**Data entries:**
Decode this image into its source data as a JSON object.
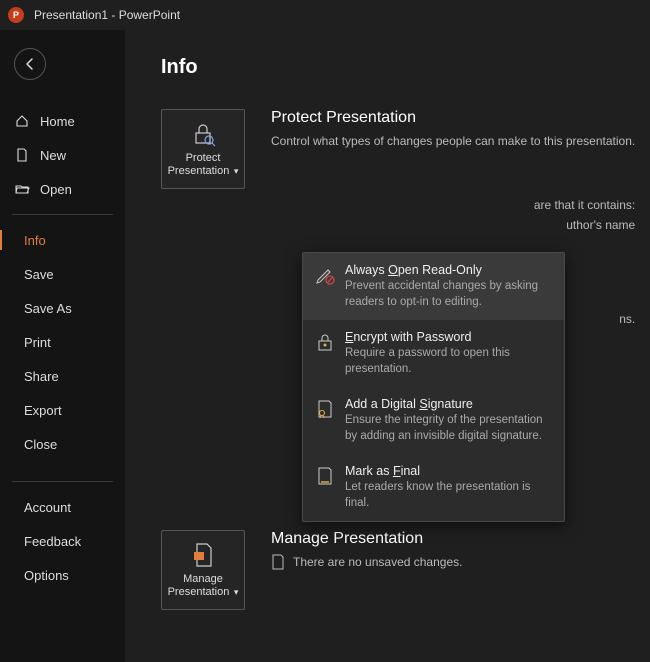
{
  "titlebar": {
    "title": "Presentation1  -  PowerPoint"
  },
  "sidebar": {
    "home": "Home",
    "new": "New",
    "open": "Open",
    "info": "Info",
    "save": "Save",
    "save_as": "Save As",
    "print": "Print",
    "share": "Share",
    "export": "Export",
    "close": "Close",
    "account": "Account",
    "feedback": "Feedback",
    "options": "Options"
  },
  "page": {
    "title": "Info"
  },
  "protect": {
    "button": "Protect Presentation",
    "title": "Protect Presentation",
    "desc": "Control what types of changes people can make to this presentation."
  },
  "inspect": {
    "partial_aware": "are that it contains:",
    "partial_author": "uthor's name"
  },
  "check": {
    "partial_line": "ns."
  },
  "menu": {
    "read_only": {
      "title_pre": "Always ",
      "title_ul": "O",
      "title_post": "pen Read-Only",
      "desc": "Prevent accidental changes by asking readers to opt-in to editing."
    },
    "encrypt": {
      "title_ul": "E",
      "title_post": "ncrypt with Password",
      "desc": "Require a password to open this presentation."
    },
    "signature": {
      "title_pre": "Add a Digital ",
      "title_ul": "S",
      "title_post": "ignature",
      "desc": "Ensure the integrity of the presentation by adding an invisible digital signature."
    },
    "final": {
      "title_pre": "Mark as ",
      "title_ul": "F",
      "title_post": "inal",
      "desc": "Let readers know the presentation is final."
    }
  },
  "manage": {
    "button": "Manage Presentation",
    "title": "Manage Presentation",
    "no_changes": "There are no unsaved changes."
  }
}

**Exercise task:** Which lines in the listing above hold the word "readers"? Show each of them.

**Solved problem:**
      "desc": "Prevent accidental changes by asking readers to opt-in to editing."
      "desc": "Let readers know the presentation is final."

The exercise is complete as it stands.